-- Recorded data --
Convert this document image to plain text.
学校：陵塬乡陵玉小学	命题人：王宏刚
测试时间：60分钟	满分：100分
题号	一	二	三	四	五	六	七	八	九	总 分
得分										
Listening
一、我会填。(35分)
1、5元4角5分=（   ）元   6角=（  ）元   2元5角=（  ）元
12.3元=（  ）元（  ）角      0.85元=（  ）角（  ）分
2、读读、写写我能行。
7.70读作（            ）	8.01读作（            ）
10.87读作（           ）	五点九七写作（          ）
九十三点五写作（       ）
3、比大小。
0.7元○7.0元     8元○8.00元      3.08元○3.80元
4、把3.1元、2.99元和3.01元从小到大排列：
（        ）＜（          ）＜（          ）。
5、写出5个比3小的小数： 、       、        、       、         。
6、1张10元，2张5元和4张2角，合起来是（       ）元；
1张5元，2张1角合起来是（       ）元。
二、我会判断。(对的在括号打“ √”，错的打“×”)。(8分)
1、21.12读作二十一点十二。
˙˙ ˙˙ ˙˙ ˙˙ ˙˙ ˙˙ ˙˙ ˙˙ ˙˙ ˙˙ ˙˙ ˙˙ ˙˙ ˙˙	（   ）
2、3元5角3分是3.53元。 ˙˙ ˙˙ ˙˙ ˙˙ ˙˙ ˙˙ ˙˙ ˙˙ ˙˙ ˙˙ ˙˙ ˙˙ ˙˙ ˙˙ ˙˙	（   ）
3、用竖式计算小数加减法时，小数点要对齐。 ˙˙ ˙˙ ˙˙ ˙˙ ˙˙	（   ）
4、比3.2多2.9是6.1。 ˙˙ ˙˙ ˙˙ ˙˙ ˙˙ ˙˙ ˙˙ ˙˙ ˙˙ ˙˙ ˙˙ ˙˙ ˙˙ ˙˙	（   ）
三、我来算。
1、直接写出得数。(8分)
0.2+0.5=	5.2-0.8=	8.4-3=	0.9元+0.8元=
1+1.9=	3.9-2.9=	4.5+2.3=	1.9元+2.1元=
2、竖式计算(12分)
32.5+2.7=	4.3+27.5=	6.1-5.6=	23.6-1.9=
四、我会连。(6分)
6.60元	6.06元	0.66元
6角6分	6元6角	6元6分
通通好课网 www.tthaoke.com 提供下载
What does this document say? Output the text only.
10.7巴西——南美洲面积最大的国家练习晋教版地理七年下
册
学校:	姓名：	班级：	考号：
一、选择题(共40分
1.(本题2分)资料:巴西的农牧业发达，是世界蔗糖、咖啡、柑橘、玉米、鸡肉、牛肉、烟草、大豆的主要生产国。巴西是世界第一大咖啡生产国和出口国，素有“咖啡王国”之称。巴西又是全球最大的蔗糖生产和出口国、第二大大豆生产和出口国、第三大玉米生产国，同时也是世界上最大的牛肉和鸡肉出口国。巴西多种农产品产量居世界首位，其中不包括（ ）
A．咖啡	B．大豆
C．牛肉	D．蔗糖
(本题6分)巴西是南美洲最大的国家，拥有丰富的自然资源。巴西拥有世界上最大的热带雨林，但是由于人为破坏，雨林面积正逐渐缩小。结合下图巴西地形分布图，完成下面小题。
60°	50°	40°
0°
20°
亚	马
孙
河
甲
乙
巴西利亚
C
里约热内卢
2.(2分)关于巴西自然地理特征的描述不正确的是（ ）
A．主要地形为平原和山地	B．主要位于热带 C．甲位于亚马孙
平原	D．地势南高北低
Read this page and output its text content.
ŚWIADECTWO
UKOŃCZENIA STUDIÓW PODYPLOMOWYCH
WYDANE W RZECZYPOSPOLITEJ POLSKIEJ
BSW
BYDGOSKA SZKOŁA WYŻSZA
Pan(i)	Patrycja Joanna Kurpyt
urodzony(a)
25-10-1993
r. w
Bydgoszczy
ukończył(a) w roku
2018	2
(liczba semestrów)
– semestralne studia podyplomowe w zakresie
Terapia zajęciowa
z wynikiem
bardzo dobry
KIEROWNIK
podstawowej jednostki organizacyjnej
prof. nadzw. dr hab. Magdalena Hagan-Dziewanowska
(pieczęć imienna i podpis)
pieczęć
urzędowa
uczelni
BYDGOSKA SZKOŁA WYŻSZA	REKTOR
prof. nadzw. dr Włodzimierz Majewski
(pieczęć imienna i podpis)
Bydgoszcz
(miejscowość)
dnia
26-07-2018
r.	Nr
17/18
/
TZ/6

-- WORK TO DO --
Copy each line exactly, from the line containing "Read this page and output its text content." down to the last line of the material, and no other lines.

-- EXERCISE ANSWER --
Read this page and output its text content.
ŚWIADECTWO
UKOŃCZENIA STUDIÓW PODYPLOMOWYCH
WYDANE W RZECZYPOSPOLITEJ POLSKIEJ
BSW
BYDGOSKA SZKOŁA WYŻSZA
Pan(i)	Patrycja Joanna Kurpyt
urodzony(a)
25-10-1993
r. w
Bydgoszczy
ukończył(a) w roku
2018	2
(liczba semestrów)
– semestralne studia podyplomowe w zakresie
Terapia zajęciowa
z wynikiem
bardzo dobry
KIEROWNIK
podstawowej jednostki organizacyjnej
prof. nadzw. dr hab. Magdalena Hagan-Dziewanowska
(pieczęć imienna i podpis)
pieczęć
urzędowa
uczelni
BYDGOSKA SZKOŁA WYŻSZA	REKTOR
prof. nadzw. dr Włodzimierz Majewski
(pieczęć imienna i podpis)
Bydgoszcz
(miejscowość)
dnia
26-07-2018
r.	Nr
17/18
/
TZ/6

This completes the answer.